== WHAT TO WORK ON ==
Repeat the material below exactly, with no pictures.
## BEGIN EXERCISE MATERIALS
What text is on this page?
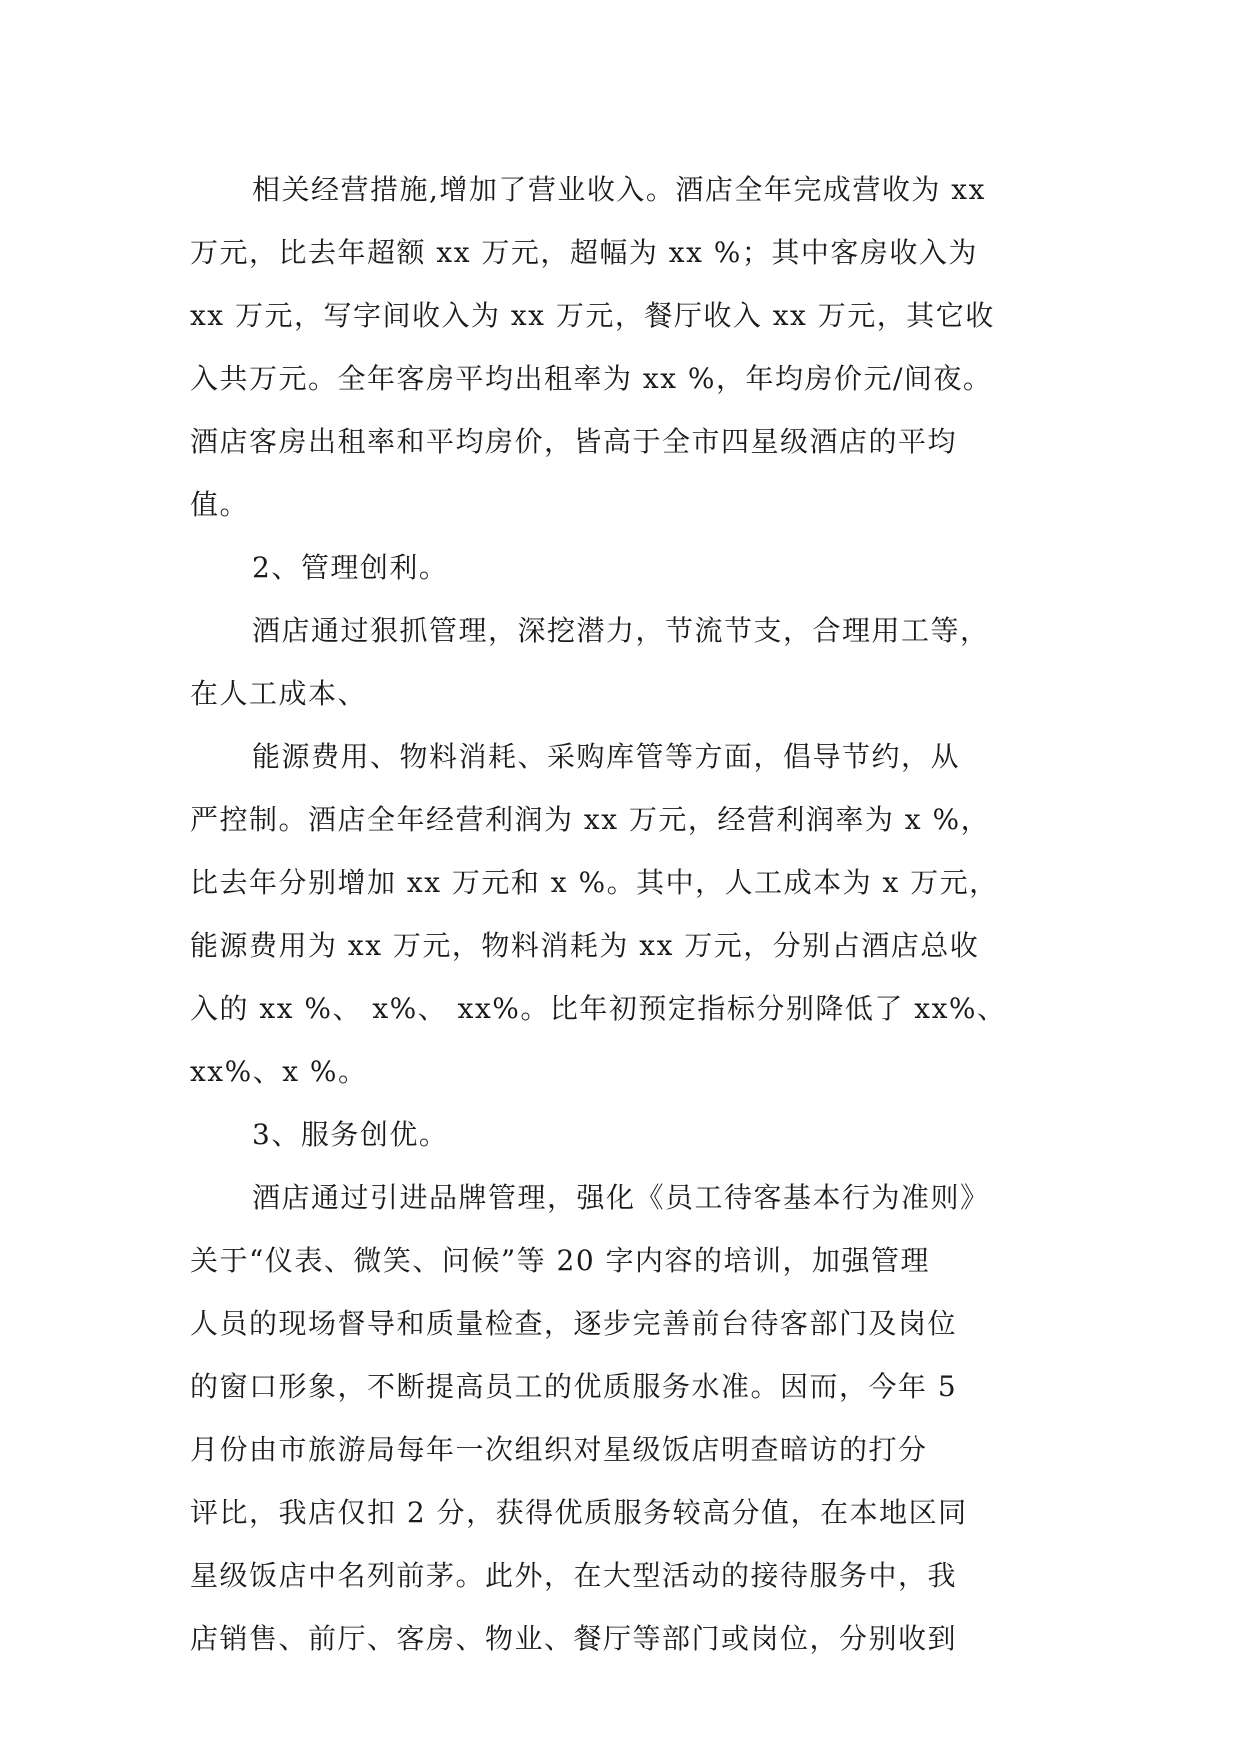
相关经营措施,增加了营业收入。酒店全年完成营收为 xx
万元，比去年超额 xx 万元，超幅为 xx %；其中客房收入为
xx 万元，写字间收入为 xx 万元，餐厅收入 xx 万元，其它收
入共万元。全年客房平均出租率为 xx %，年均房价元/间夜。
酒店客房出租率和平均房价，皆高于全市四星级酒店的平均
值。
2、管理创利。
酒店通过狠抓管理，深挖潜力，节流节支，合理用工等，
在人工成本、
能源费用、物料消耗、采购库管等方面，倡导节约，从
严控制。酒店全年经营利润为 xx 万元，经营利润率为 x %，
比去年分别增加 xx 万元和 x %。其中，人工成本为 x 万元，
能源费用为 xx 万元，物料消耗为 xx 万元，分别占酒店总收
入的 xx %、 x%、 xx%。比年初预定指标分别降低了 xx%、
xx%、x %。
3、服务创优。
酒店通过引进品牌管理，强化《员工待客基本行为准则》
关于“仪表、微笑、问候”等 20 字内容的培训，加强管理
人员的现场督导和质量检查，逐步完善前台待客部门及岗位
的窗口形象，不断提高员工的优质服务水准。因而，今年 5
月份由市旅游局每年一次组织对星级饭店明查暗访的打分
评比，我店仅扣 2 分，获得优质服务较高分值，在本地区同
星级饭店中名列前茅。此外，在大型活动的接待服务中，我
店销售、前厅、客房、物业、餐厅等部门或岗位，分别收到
## END EXERCISE MATERIALS
== RESPONSE TO THE EXERCISE ==
What text is on this page?
相关经营措施,增加了营业收入。酒店全年完成营收为 xx
万元，比去年超额 xx 万元，超幅为 xx %；其中客房收入为
xx 万元，写字间收入为 xx 万元，餐厅收入 xx 万元，其它收
入共万元。全年客房平均出租率为 xx %，年均房价元/间夜。
酒店客房出租率和平均房价，皆高于全市四星级酒店的平均
值。
2、管理创利。
酒店通过狠抓管理，深挖潜力，节流节支，合理用工等，
在人工成本、
能源费用、物料消耗、采购库管等方面，倡导节约，从
严控制。酒店全年经营利润为 xx 万元，经营利润率为 x %，
比去年分别增加 xx 万元和 x %。其中，人工成本为 x 万元，
能源费用为 xx 万元，物料消耗为 xx 万元，分别占酒店总收
入的 xx %、 x%、 xx%。比年初预定指标分别降低了 xx%、
xx%、x %。
3、服务创优。
酒店通过引进品牌管理，强化《员工待客基本行为准则》
关于“仪表、微笑、问候”等 20 字内容的培训，加强管理
人员的现场督导和质量检查，逐步完善前台待客部门及岗位
的窗口形象，不断提高员工的优质服务水准。因而，今年 5
月份由市旅游局每年一次组织对星级饭店明查暗访的打分
评比，我店仅扣 2 分，获得优质服务较高分值，在本地区同
星级饭店中名列前茅。此外，在大型活动的接待服务中，我
店销售、前厅、客房、物业、餐厅等部门或岗位，分别收到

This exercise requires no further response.